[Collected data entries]
>> Begin

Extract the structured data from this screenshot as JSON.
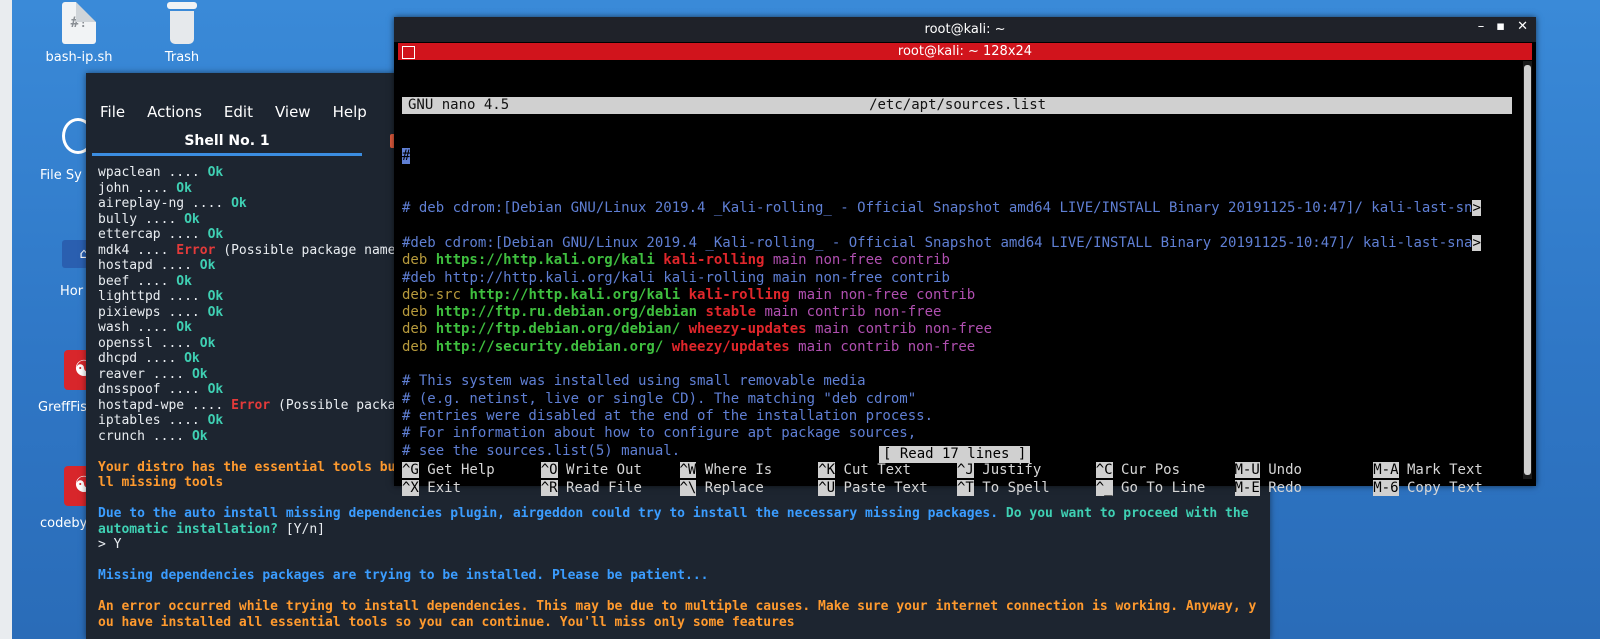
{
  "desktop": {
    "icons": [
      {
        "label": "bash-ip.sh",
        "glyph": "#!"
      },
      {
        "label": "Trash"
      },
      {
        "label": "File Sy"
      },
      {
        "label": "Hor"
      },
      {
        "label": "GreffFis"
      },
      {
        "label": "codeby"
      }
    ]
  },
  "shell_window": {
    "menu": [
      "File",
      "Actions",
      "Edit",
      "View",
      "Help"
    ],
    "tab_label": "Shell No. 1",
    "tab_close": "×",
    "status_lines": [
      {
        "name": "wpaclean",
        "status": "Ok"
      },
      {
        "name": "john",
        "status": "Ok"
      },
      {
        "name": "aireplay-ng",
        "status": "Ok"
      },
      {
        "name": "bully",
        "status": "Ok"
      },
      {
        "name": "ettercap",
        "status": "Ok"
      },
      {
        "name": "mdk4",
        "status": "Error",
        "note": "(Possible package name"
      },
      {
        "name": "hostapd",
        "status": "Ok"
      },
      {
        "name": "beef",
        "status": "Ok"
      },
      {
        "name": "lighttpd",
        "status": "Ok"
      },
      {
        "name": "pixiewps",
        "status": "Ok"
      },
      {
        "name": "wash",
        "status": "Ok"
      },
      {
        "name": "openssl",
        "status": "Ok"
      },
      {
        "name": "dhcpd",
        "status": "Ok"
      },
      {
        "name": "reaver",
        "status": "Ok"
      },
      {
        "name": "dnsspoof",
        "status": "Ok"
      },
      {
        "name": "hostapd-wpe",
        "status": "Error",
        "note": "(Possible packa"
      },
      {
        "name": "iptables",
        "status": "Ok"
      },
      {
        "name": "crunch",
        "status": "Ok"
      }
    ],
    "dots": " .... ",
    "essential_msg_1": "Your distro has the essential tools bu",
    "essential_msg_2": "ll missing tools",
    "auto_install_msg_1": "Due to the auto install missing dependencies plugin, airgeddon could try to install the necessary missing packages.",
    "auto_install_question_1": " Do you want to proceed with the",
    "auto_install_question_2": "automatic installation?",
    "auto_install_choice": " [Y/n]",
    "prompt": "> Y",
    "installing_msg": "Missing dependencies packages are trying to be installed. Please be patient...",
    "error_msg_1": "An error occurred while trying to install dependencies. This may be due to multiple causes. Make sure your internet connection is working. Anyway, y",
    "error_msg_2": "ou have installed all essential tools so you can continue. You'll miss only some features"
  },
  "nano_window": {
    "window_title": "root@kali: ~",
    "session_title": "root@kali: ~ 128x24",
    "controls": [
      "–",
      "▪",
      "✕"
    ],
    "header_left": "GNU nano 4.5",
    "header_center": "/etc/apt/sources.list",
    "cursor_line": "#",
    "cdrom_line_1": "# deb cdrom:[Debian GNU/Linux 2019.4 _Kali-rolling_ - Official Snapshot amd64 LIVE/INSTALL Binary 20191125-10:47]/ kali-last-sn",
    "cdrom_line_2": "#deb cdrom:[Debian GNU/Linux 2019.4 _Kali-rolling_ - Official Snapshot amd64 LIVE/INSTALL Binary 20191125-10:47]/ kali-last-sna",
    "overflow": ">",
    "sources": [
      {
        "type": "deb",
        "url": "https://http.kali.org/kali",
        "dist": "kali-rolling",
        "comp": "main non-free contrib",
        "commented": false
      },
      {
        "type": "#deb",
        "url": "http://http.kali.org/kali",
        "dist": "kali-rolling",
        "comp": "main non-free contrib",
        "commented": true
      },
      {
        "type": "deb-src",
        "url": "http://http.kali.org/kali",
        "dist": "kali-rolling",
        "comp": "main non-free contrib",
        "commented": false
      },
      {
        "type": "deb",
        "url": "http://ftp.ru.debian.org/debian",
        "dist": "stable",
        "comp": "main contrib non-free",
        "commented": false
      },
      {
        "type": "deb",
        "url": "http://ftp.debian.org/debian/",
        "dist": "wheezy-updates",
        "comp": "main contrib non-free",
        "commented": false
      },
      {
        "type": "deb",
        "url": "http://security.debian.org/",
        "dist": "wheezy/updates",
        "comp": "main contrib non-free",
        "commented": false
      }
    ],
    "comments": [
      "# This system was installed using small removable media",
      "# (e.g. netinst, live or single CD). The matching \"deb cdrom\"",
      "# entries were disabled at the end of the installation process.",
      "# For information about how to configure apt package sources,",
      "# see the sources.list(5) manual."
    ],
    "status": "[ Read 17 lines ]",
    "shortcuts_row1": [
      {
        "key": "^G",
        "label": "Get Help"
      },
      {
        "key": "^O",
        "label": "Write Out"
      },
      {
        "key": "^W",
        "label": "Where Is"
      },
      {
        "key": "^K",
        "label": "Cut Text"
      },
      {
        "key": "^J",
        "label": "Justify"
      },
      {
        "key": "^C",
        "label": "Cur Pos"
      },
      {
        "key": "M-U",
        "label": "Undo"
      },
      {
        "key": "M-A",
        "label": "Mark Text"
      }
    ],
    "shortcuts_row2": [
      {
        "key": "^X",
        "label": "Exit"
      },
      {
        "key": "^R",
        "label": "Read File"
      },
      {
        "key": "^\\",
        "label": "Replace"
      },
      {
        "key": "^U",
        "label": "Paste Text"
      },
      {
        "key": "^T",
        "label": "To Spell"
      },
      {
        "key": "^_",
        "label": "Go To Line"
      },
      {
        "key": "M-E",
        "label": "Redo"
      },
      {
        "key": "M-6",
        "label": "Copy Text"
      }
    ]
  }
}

>> End

** Requirement **
In your copy, leave out the pictures and reproduce the material above exactly.

** Final answer **
Extract the structured data from this screenshot as JSON.
{
  "desktop": {
    "icons": [
      {
        "label": "bash-ip.sh",
        "glyph": "#!"
      },
      {
        "label": "Trash"
      },
      {
        "label": "File Sy"
      },
      {
        "label": "Hor"
      },
      {
        "label": "GreffFis"
      },
      {
        "label": "codeby"
      }
    ]
  },
  "shell_window": {
    "menu": [
      "File",
      "Actions",
      "Edit",
      "View",
      "Help"
    ],
    "tab_label": "Shell No. 1",
    "tab_close": "×",
    "status_lines": [
      {
        "name": "wpaclean",
        "status": "Ok"
      },
      {
        "name": "john",
        "status": "Ok"
      },
      {
        "name": "aireplay-ng",
        "status": "Ok"
      },
      {
        "name": "bully",
        "status": "Ok"
      },
      {
        "name": "ettercap",
        "status": "Ok"
      },
      {
        "name": "mdk4",
        "status": "Error",
        "note": "(Possible package name"
      },
      {
        "name": "hostapd",
        "status": "Ok"
      },
      {
        "name": "beef",
        "status": "Ok"
      },
      {
        "name": "lighttpd",
        "status": "Ok"
      },
      {
        "name": "pixiewps",
        "status": "Ok"
      },
      {
        "name": "wash",
        "status": "Ok"
      },
      {
        "name": "openssl",
        "status": "Ok"
      },
      {
        "name": "dhcpd",
        "status": "Ok"
      },
      {
        "name": "reaver",
        "status": "Ok"
      },
      {
        "name": "dnsspoof",
        "status": "Ok"
      },
      {
        "name": "hostapd-wpe",
        "status": "Error",
        "note": "(Possible packa"
      },
      {
        "name": "iptables",
        "status": "Ok"
      },
      {
        "name": "crunch",
        "status": "Ok"
      }
    ],
    "dots": " .... ",
    "essential_msg_1": "Your distro has the essential tools bu",
    "essential_msg_2": "ll missing tools",
    "auto_install_msg_1": "Due to the auto install missing dependencies plugin, airgeddon could try to install the necessary missing packages.",
    "auto_install_question_1": " Do you want to proceed with the",
    "auto_install_question_2": "automatic installation?",
    "auto_install_choice": " [Y/n]",
    "prompt": "> Y",
    "installing_msg": "Missing dependencies packages are trying to be installed. Please be patient...",
    "error_msg_1": "An error occurred while trying to install dependencies. This may be due to multiple causes. Make sure your internet connection is working. Anyway, y",
    "error_msg_2": "ou have installed all essential tools so you can continue. You'll miss only some features"
  },
  "nano_window": {
    "window_title": "root@kali: ~",
    "session_title": "root@kali: ~ 128x24",
    "controls": [
      "–",
      "▪",
      "✕"
    ],
    "header_left": "GNU nano 4.5",
    "header_center": "/etc/apt/sources.list",
    "cursor_line": "#",
    "cdrom_line_1": "# deb cdrom:[Debian GNU/Linux 2019.4 _Kali-rolling_ - Official Snapshot amd64 LIVE/INSTALL Binary 20191125-10:47]/ kali-last-sn",
    "cdrom_line_2": "#deb cdrom:[Debian GNU/Linux 2019.4 _Kali-rolling_ - Official Snapshot amd64 LIVE/INSTALL Binary 20191125-10:47]/ kali-last-sna",
    "overflow": ">",
    "sources": [
      {
        "type": "deb",
        "url": "https://http.kali.org/kali",
        "dist": "kali-rolling",
        "comp": "main non-free contrib",
        "commented": false
      },
      {
        "type": "#deb",
        "url": "http://http.kali.org/kali",
        "dist": "kali-rolling",
        "comp": "main non-free contrib",
        "commented": true
      },
      {
        "type": "deb-src",
        "url": "http://http.kali.org/kali",
        "dist": "kali-rolling",
        "comp": "main non-free contrib",
        "commented": false
      },
      {
        "type": "deb",
        "url": "http://ftp.ru.debian.org/debian",
        "dist": "stable",
        "comp": "main contrib non-free",
        "commented": false
      },
      {
        "type": "deb",
        "url": "http://ftp.debian.org/debian/",
        "dist": "wheezy-updates",
        "comp": "main contrib non-free",
        "commented": false
      },
      {
        "type": "deb",
        "url": "http://security.debian.org/",
        "dist": "wheezy/updates",
        "comp": "main contrib non-free",
        "commented": false
      }
    ],
    "comments": [
      "# This system was installed using small removable media",
      "# (e.g. netinst, live or single CD). The matching \"deb cdrom\"",
      "# entries were disabled at the end of the installation process.",
      "# For information about how to configure apt package sources,",
      "# see the sources.list(5) manual."
    ],
    "status": "[ Read 17 lines ]",
    "shortcuts_row1": [
      {
        "key": "^G",
        "label": "Get Help"
      },
      {
        "key": "^O",
        "label": "Write Out"
      },
      {
        "key": "^W",
        "label": "Where Is"
      },
      {
        "key": "^K",
        "label": "Cut Text"
      },
      {
        "key": "^J",
        "label": "Justify"
      },
      {
        "key": "^C",
        "label": "Cur Pos"
      },
      {
        "key": "M-U",
        "label": "Undo"
      },
      {
        "key": "M-A",
        "label": "Mark Text"
      }
    ],
    "shortcuts_row2": [
      {
        "key": "^X",
        "label": "Exit"
      },
      {
        "key": "^R",
        "label": "Read File"
      },
      {
        "key": "^\\",
        "label": "Replace"
      },
      {
        "key": "^U",
        "label": "Paste Text"
      },
      {
        "key": "^T",
        "label": "To Spell"
      },
      {
        "key": "^_",
        "label": "Go To Line"
      },
      {
        "key": "M-E",
        "label": "Redo"
      },
      {
        "key": "M-6",
        "label": "Copy Text"
      }
    ]
  }
}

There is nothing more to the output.